** START OF RECORDS SHOWN **

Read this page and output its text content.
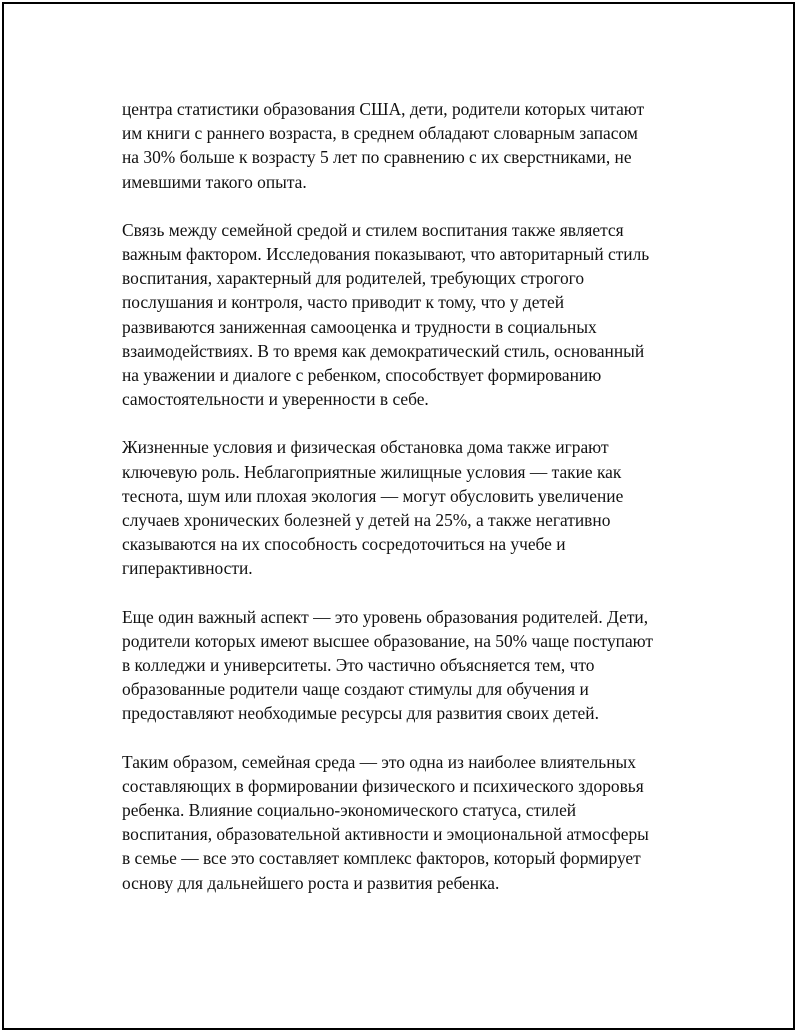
центра статистики образования США, дети, родители которых читают
им книги с раннего возраста, в среднем обладают словарным запасом
на 30% больше к возрасту 5 лет по сравнению с их сверстниками, не
имевшими такого опыта.

Связь между семейной средой и стилем воспитания также является
важным фактором. Исследования показывают, что авторитарный стиль
воспитания, характерный для родителей, требующих строгого
послушания и контроля, часто приводит к тому, что у детей
развиваются заниженная самооценка и трудности в социальных
взаимодействиях. В то время как демократический стиль, основанный
на уважении и диалоге с ребенком, способствует формированию
самостоятельности и уверенности в себе.

Жизненные условия и физическая обстановка дома также играют
ключевую роль. Неблагоприятные жилищные условия — такие как
теснота, шум или плохая экология — могут обусловить увеличение
случаев хронических болезней у детей на 25%, а также негативно
сказываются на их способность сосредоточиться на учебе и
гиперактивности.

Еще один важный аспект — это уровень образования родителей. Дети,
родители которых имеют высшее образование, на 50% чаще поступают
в колледжи и университеты. Это частично объясняется тем, что
образованные родители чаще создают стимулы для обучения и
предоставляют необходимые ресурсы для развития своих детей.

Таким образом, семейная среда — это одна из наиболее влиятельных
составляющих в формировании физического и психического здоровья
ребенка. Влияние социально-экономического статуса, стилей
воспитания, образовательной активности и эмоциональной атмосферы
в семье — все это составляет комплекс факторов, который формирует
основу для дальнейшего роста и развития ребенка.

** END OF RECORDS SHOWN **

**GIVEN REQUEST**: Using the material above, set down every line exactly, but skip the pictures.

**SOLUTION TO THE EXERCISE**:
Read this page and output its text content.
центра статистики образования США, дети, родители которых читают
им книги с раннего возраста, в среднем обладают словарным запасом
на 30% больше к возрасту 5 лет по сравнению с их сверстниками, не
имевшими такого опыта.

Связь между семейной средой и стилем воспитания также является
важным фактором. Исследования показывают, что авторитарный стиль
воспитания, характерный для родителей, требующих строгого
послушания и контроля, часто приводит к тому, что у детей
развиваются заниженная самооценка и трудности в социальных
взаимодействиях. В то время как демократический стиль, основанный
на уважении и диалоге с ребенком, способствует формированию
самостоятельности и уверенности в себе.

Жизненные условия и физическая обстановка дома также играют
ключевую роль. Неблагоприятные жилищные условия — такие как
теснота, шум или плохая экология — могут обусловить увеличение
случаев хронических болезней у детей на 25%, а также негативно
сказываются на их способность сосредоточиться на учебе и
гиперактивности.

Еще один важный аспект — это уровень образования родителей. Дети,
родители которых имеют высшее образование, на 50% чаще поступают
в колледжи и университеты. Это частично объясняется тем, что
образованные родители чаще создают стимулы для обучения и
предоставляют необходимые ресурсы для развития своих детей.

Таким образом, семейная среда — это одна из наиболее влиятельных
составляющих в формировании физического и психического здоровья
ребенка. Влияние социально-экономического статуса, стилей
воспитания, образовательной активности и эмоциональной атмосферы
в семье — все это составляет комплекс факторов, который формирует
основу для дальнейшего роста и развития ребенка.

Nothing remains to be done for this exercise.